• **Your instructions**
Copy each line of the entries below that contains the string "axis".

• **Given records**
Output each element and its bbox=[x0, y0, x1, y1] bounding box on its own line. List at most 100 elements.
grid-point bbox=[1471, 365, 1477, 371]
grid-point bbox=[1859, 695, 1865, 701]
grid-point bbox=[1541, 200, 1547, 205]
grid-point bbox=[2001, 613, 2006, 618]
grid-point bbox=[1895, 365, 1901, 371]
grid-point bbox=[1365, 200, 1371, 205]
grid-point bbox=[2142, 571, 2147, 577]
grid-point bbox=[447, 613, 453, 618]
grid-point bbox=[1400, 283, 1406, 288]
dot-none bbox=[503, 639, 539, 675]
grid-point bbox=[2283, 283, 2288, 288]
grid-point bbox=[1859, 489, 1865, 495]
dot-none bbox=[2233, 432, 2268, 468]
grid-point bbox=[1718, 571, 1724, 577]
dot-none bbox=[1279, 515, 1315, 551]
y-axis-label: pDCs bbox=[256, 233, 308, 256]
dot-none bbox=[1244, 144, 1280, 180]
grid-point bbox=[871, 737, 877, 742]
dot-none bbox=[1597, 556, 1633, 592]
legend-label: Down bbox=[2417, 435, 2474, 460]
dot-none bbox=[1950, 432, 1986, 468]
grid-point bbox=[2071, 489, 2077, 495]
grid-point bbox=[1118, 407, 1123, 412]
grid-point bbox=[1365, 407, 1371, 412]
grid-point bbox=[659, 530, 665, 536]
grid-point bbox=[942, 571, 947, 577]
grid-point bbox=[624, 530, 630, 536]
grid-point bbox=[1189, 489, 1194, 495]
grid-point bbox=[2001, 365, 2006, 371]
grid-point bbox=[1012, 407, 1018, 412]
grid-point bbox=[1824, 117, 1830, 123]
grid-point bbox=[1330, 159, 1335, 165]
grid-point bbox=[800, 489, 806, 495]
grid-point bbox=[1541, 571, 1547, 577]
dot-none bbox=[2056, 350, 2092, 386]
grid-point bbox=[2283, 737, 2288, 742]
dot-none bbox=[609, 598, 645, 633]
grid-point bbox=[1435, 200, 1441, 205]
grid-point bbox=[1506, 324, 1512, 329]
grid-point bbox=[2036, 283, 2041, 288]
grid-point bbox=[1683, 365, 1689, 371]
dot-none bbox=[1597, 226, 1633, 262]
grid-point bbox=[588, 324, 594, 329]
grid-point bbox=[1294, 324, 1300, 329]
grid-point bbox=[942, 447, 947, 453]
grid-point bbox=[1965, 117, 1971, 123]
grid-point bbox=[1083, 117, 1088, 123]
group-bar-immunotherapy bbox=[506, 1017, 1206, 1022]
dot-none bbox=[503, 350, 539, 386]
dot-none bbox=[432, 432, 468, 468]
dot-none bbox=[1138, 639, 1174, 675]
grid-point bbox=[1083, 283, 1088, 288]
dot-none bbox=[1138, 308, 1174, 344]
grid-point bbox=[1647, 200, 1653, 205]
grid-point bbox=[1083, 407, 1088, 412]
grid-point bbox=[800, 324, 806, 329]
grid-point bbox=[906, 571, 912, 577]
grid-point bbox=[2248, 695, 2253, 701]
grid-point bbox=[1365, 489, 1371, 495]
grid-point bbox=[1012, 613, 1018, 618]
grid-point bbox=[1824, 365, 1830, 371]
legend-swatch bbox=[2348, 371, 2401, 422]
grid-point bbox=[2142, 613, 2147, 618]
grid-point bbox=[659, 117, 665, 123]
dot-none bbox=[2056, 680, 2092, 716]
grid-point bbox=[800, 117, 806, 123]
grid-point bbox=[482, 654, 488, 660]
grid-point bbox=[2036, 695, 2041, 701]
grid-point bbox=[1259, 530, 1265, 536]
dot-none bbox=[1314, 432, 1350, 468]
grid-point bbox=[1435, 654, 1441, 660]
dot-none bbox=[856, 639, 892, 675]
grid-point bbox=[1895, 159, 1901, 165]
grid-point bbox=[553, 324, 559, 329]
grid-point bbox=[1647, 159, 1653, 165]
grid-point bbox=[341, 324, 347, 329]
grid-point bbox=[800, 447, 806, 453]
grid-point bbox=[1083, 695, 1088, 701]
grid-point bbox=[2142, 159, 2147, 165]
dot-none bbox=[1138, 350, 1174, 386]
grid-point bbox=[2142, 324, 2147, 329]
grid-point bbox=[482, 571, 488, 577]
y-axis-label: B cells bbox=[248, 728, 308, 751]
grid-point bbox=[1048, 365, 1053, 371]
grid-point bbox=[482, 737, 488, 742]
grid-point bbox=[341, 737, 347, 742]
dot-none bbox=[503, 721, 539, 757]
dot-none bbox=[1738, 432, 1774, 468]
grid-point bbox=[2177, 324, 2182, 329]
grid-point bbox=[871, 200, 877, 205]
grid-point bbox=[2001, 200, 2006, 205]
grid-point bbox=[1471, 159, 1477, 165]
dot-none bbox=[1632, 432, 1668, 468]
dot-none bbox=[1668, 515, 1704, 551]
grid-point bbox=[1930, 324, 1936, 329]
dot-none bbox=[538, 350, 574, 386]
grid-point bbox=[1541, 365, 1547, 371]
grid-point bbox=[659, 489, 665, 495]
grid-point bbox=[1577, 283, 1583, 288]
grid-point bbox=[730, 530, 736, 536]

• **Expected answer**
y-axis-label: pDCs bbox=[256, 233, 308, 256]
y-axis-label: B cells bbox=[248, 728, 308, 751]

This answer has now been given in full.